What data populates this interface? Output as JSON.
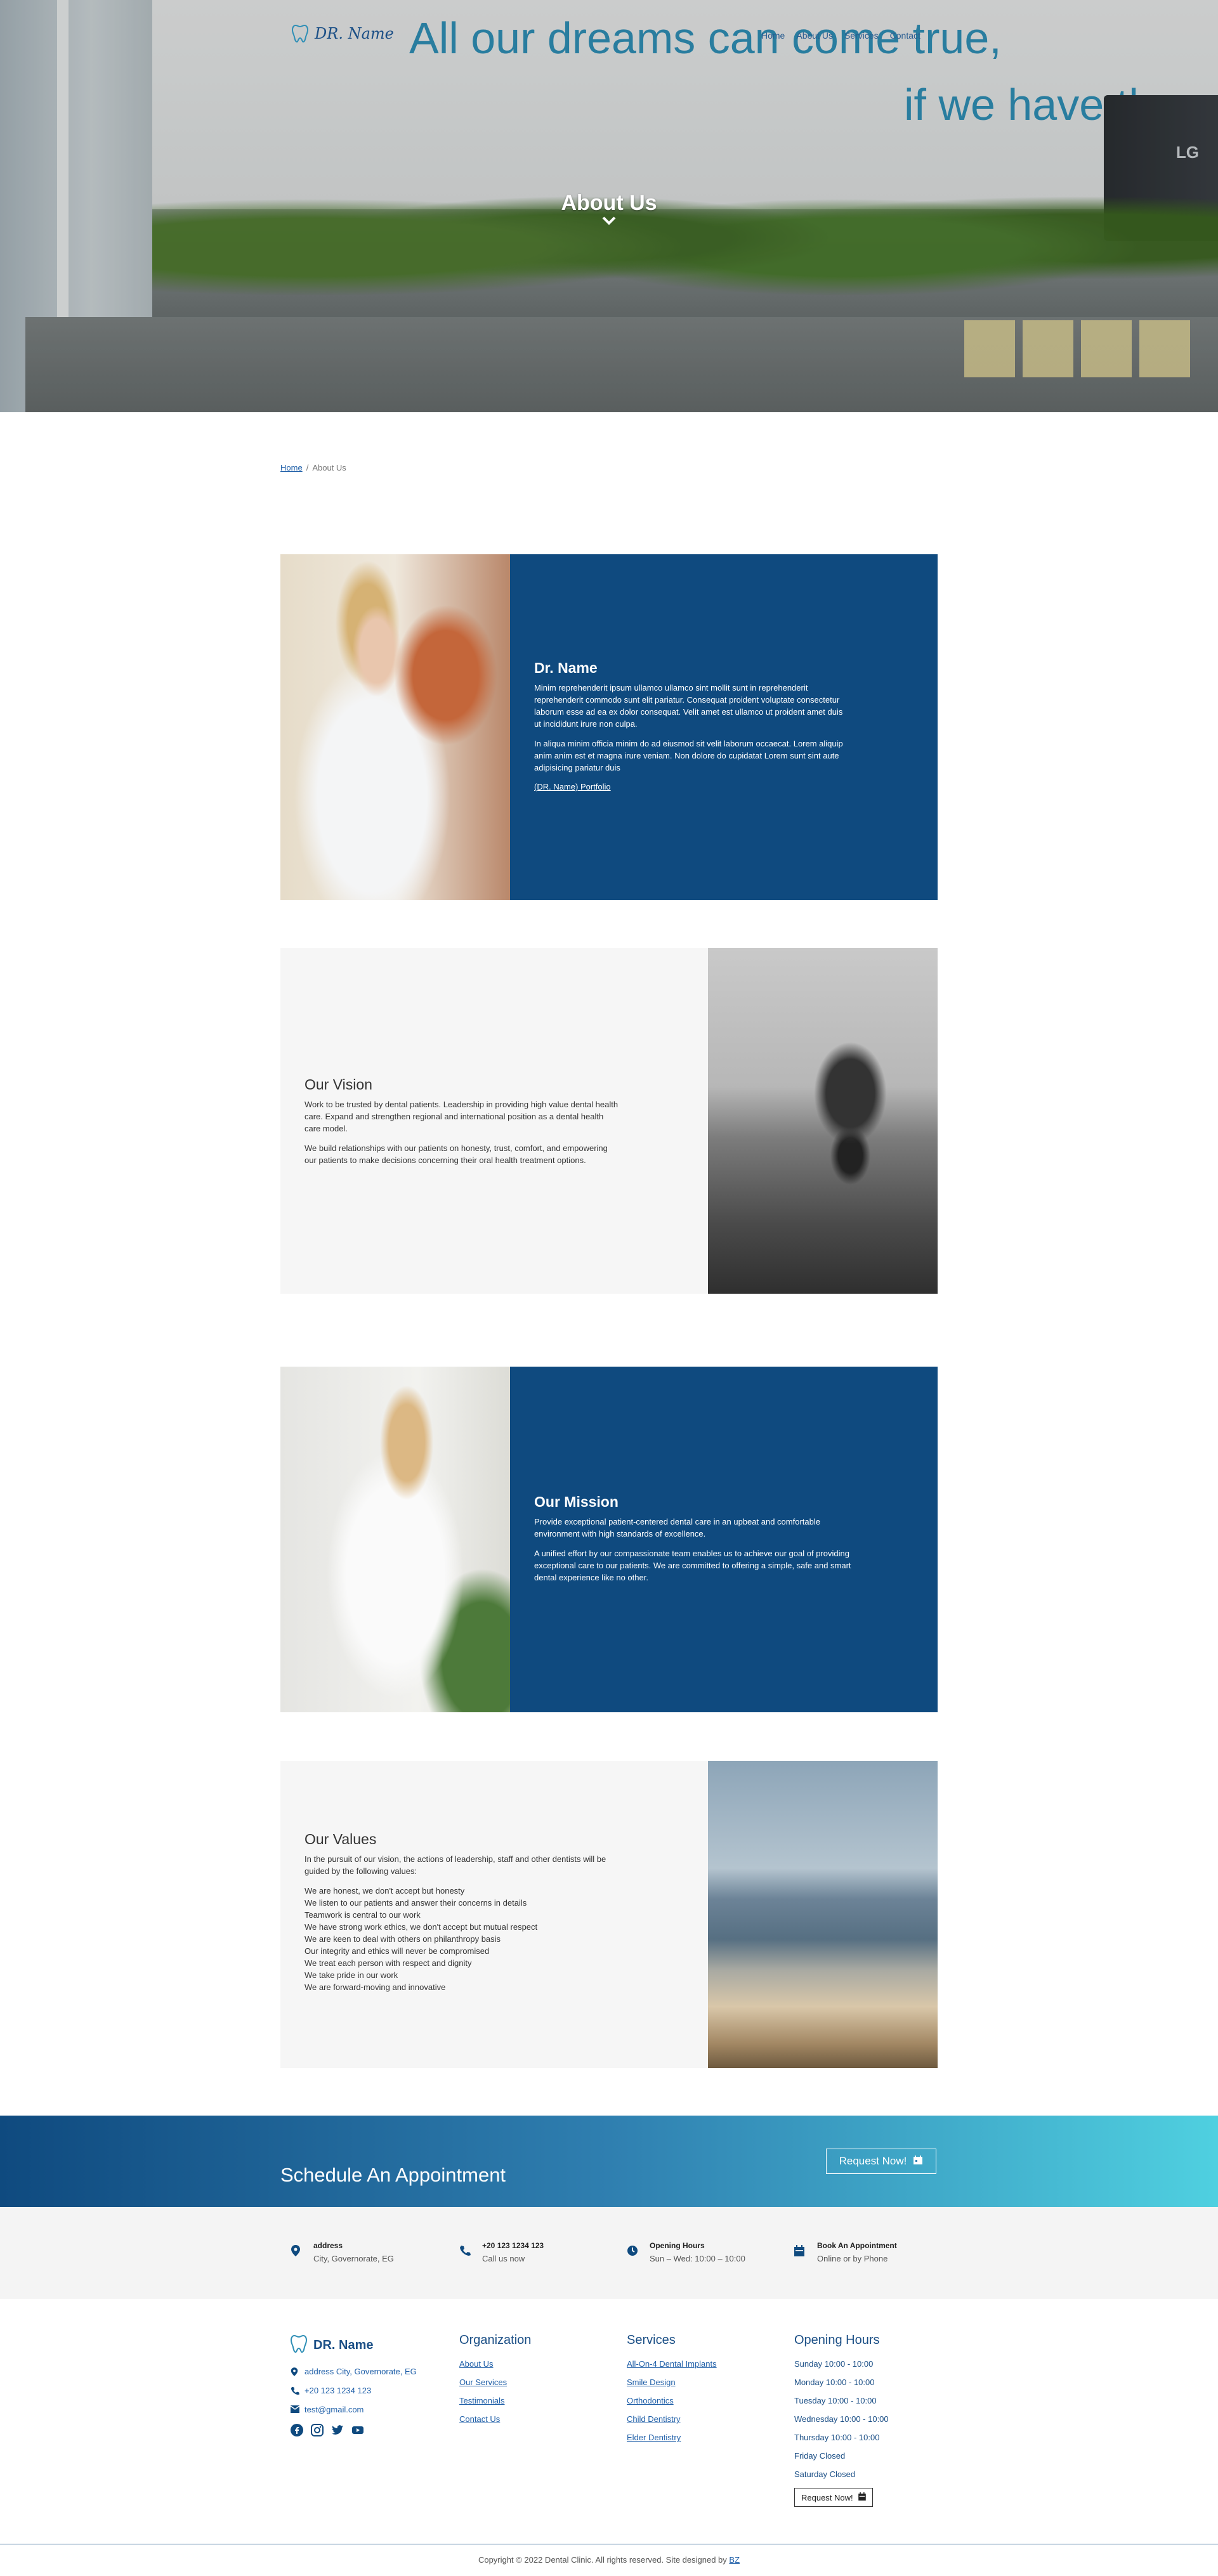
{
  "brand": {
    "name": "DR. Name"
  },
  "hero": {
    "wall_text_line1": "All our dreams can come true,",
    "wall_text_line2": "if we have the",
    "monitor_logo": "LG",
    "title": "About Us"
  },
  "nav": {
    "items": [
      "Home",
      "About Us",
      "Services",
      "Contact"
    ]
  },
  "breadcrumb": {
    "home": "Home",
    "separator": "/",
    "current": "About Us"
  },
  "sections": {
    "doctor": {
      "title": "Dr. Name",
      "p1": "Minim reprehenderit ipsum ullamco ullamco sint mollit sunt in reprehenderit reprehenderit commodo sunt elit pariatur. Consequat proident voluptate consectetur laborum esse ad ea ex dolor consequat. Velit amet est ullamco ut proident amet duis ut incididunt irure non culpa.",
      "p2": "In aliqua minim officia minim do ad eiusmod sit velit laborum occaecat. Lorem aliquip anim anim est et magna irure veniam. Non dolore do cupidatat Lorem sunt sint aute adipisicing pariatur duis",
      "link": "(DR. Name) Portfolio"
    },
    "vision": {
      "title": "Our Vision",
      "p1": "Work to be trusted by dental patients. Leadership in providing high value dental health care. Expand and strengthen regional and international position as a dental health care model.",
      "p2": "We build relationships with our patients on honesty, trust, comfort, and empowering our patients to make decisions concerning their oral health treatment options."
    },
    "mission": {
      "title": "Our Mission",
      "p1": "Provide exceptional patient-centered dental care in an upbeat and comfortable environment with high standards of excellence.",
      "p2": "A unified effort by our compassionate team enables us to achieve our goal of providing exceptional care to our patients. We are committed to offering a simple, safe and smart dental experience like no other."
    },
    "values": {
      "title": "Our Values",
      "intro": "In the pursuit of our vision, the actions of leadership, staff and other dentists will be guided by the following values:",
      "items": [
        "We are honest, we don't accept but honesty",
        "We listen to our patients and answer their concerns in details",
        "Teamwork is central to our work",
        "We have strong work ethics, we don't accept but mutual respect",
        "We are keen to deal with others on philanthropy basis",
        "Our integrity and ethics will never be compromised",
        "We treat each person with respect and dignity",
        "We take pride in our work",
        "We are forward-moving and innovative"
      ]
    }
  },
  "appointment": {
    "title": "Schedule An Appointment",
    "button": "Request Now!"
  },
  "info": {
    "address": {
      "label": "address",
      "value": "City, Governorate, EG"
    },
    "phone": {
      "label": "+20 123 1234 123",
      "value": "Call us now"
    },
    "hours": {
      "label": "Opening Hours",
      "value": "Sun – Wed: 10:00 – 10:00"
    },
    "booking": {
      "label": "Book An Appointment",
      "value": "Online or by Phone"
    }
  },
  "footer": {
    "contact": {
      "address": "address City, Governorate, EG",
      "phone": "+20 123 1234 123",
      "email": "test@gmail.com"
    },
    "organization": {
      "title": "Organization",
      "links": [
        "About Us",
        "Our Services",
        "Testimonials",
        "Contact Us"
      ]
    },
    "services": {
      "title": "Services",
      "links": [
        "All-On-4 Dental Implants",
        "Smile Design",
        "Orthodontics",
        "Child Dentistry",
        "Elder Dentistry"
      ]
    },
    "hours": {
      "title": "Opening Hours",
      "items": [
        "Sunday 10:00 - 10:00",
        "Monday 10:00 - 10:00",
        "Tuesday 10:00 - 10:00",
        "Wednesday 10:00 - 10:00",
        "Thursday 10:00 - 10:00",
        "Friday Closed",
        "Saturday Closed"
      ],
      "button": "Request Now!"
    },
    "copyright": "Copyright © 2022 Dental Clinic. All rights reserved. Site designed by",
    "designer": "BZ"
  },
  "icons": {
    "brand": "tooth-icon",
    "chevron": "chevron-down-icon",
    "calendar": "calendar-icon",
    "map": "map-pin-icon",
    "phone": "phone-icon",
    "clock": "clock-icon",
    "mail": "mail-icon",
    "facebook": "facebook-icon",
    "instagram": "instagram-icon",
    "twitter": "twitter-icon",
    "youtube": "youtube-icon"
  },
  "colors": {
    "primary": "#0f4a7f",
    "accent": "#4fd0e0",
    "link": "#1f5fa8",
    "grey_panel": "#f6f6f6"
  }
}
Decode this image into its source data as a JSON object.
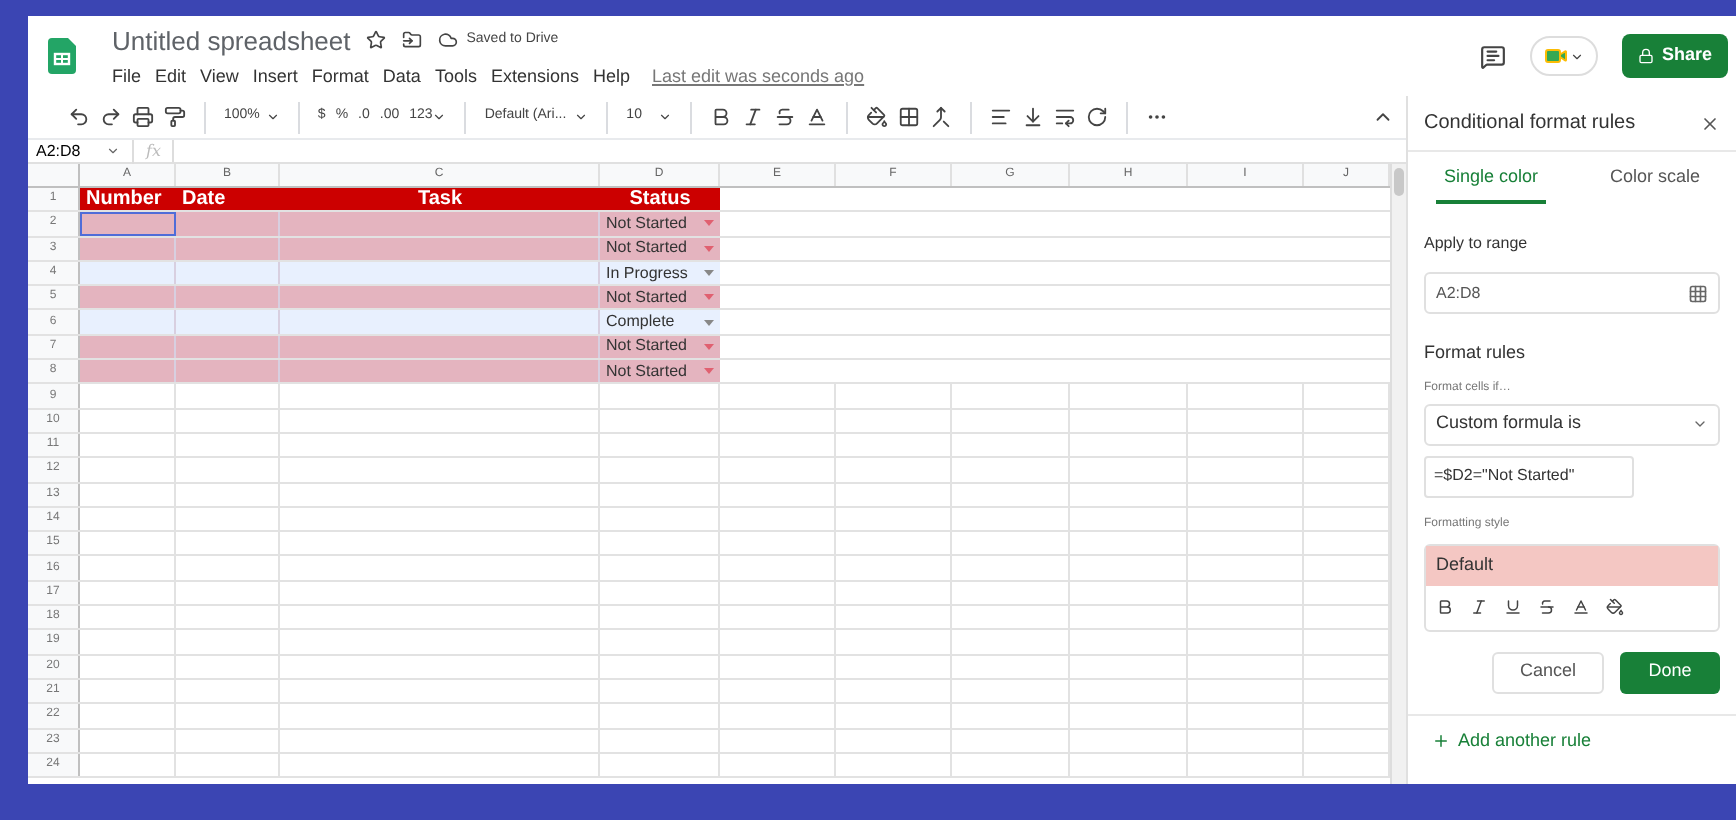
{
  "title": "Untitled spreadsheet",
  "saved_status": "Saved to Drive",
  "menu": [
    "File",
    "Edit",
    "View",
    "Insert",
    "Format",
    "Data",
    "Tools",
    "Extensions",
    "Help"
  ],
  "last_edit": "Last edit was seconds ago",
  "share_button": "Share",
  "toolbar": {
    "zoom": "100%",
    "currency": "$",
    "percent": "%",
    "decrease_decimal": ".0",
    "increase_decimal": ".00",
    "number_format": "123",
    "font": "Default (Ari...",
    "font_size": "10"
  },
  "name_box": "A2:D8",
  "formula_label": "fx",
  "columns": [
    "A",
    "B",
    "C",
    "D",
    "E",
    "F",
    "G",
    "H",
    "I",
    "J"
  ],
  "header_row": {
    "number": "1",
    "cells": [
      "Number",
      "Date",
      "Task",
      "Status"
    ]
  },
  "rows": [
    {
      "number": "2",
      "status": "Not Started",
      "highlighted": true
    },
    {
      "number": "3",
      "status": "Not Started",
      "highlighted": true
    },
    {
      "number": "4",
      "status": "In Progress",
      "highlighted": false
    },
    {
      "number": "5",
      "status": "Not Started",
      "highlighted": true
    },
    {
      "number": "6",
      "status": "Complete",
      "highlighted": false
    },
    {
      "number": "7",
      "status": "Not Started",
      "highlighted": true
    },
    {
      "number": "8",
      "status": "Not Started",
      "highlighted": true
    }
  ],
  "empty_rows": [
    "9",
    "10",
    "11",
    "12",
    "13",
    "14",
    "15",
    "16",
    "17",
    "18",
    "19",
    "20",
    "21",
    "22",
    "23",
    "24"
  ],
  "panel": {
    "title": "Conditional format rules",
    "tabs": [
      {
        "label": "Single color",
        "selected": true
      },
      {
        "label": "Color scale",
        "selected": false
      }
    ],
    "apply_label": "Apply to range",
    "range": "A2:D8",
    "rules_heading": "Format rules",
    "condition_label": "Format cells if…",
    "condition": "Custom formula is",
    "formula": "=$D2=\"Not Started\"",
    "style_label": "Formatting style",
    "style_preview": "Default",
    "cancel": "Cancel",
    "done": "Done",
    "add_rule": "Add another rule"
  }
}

— What the exercise asks —
Give the listing again word for word, without its images.

— Result of this task —
What data populates this interface? Output as JSON.
{
  "brand": {
    "name": "DR. Name"
  },
  "hero": {
    "wall_text_line1": "All our dreams can come true,",
    "wall_text_line2": "if we have the",
    "monitor_logo": "LG",
    "title": "About Us"
  },
  "nav": {
    "items": [
      "Home",
      "About Us",
      "Services",
      "Contact"
    ]
  },
  "breadcrumb": {
    "home": "Home",
    "separator": "/",
    "current": "About Us"
  },
  "sections": {
    "doctor": {
      "title": "Dr. Name",
      "p1": "Minim reprehenderit ipsum ullamco ullamco sint mollit sunt in reprehenderit reprehenderit commodo sunt elit pariatur. Consequat proident voluptate consectetur laborum esse ad ea ex dolor consequat. Velit amet est ullamco ut proident amet duis ut incididunt irure non culpa.",
      "p2": "In aliqua minim officia minim do ad eiusmod sit velit laborum occaecat. Lorem aliquip anim anim est et magna irure veniam. Non dolore do cupidatat Lorem sunt sint aute adipisicing pariatur duis",
      "link": "(DR. Name) Portfolio"
    },
    "vision": {
      "title": "Our Vision",
      "p1": "Work to be trusted by dental patients. Leadership in providing high value dental health care. Expand and strengthen regional and international position as a dental health care model.",
      "p2": "We build relationships with our patients on honesty, trust, comfort, and empowering our patients to make decisions concerning their oral health treatment options."
    },
    "mission": {
      "title": "Our Mission",
      "p1": "Provide exceptional patient-centered dental care in an upbeat and comfortable environment with high standards of excellence.",
      "p2": "A unified effort by our compassionate team enables us to achieve our goal of providing exceptional care to our patients. We are committed to offering a simple, safe and smart dental experience like no other."
    },
    "values": {
      "title": "Our Values",
      "intro": "In the pursuit of our vision, the actions of leadership, staff and other dentists will be guided by the following values:",
      "items": [
        "We are honest, we don't accept but honesty",
        "We listen to our patients and answer their concerns in details",
        "Teamwork is central to our work",
        "We have strong work ethics, we don't accept but mutual respect",
        "We are keen to deal with others on philanthropy basis",
        "Our integrity and ethics will never be compromised",
        "We treat each person with respect and dignity",
        "We take pride in our work",
        "We are forward-moving and innovative"
      ]
    }
  },
  "appointment": {
    "title": "Schedule An Appointment",
    "button": "Request Now!"
  },
  "info": {
    "address": {
      "label": "address",
      "value": "City, Governorate, EG"
    },
    "phone": {
      "label": "+20 123 1234 123",
      "value": "Call us now"
    },
    "hours": {
      "label": "Opening Hours",
      "value": "Sun – Wed: 10:00 – 10:00"
    },
    "booking": {
      "label": "Book An Appointment",
      "value": "Online or by Phone"
    }
  },
  "footer": {
    "contact": {
      "address": "address City, Governorate, EG",
      "phone": "+20 123 1234 123",
      "email": "test@gmail.com"
    },
    "organization": {
      "title": "Organization",
      "links": [
        "About Us",
        "Our Services",
        "Testimonials",
        "Contact Us"
      ]
    },
    "services": {
      "title": "Services",
      "links": [
        "All-On-4 Dental Implants",
        "Smile Design",
        "Orthodontics",
        "Child Dentistry",
        "Elder Dentistry"
      ]
    },
    "hours": {
      "title": "Opening Hours",
      "items": [
        "Sunday 10:00 - 10:00",
        "Monday 10:00 - 10:00",
        "Tuesday 10:00 - 10:00",
        "Wednesday 10:00 - 10:00",
        "Thursday 10:00 - 10:00",
        "Friday Closed",
        "Saturday Closed"
      ],
      "button": "Request Now!"
    },
    "copyright": "Copyright © 2022 Dental Clinic. All rights reserved. Site designed by",
    "designer": "BZ"
  },
  "icons": {
    "brand": "tooth-icon",
    "chevron": "chevron-down-icon",
    "calendar": "calendar-icon",
    "map": "map-pin-icon",
    "phone": "phone-icon",
    "clock": "clock-icon",
    "mail": "mail-icon",
    "facebook": "facebook-icon",
    "instagram": "instagram-icon",
    "twitter": "twitter-icon",
    "youtube": "youtube-icon"
  },
  "colors": {
    "primary": "#0f4a7f",
    "accent": "#4fd0e0",
    "link": "#1f5fa8",
    "grey_panel": "#f6f6f6"
  }
}
Decode this image into its source data as a JSON object.
{
  "title": "Untitled spreadsheet",
  "saved_status": "Saved to Drive",
  "menu": [
    "File",
    "Edit",
    "View",
    "Insert",
    "Format",
    "Data",
    "Tools",
    "Extensions",
    "Help"
  ],
  "last_edit": "Last edit was seconds ago",
  "share_button": "Share",
  "toolbar": {
    "zoom": "100%",
    "currency": "$",
    "percent": "%",
    "decrease_decimal": ".0",
    "increase_decimal": ".00",
    "number_format": "123",
    "font": "Default (Ari...",
    "font_size": "10"
  },
  "name_box": "A2:D8",
  "formula_label": "fx",
  "columns": [
    "A",
    "B",
    "C",
    "D",
    "E",
    "F",
    "G",
    "H",
    "I",
    "J"
  ],
  "header_row": {
    "number": "1",
    "cells": [
      "Number",
      "Date",
      "Task",
      "Status"
    ]
  },
  "rows": [
    {
      "number": "2",
      "status": "Not Started",
      "highlighted": true
    },
    {
      "number": "3",
      "status": "Not Started",
      "highlighted": true
    },
    {
      "number": "4",
      "status": "In Progress",
      "highlighted": false
    },
    {
      "number": "5",
      "status": "Not Started",
      "highlighted": true
    },
    {
      "number": "6",
      "status": "Complete",
      "highlighted": false
    },
    {
      "number": "7",
      "status": "Not Started",
      "highlighted": true
    },
    {
      "number": "8",
      "status": "Not Started",
      "highlighted": true
    }
  ],
  "empty_rows": [
    "9",
    "10",
    "11",
    "12",
    "13",
    "14",
    "15",
    "16",
    "17",
    "18",
    "19",
    "20",
    "21",
    "22",
    "23",
    "24"
  ],
  "panel": {
    "title": "Conditional format rules",
    "tabs": [
      {
        "label": "Single color",
        "selected": true
      },
      {
        "label": "Color scale",
        "selected": false
      }
    ],
    "apply_label": "Apply to range",
    "range": "A2:D8",
    "rules_heading": "Format rules",
    "condition_label": "Format cells if…",
    "condition": "Custom formula is",
    "formula": "=$D2=\"Not Started\"",
    "style_label": "Formatting style",
    "style_preview": "Default",
    "cancel": "Cancel",
    "done": "Done",
    "add_rule": "Add another rule"
  }
}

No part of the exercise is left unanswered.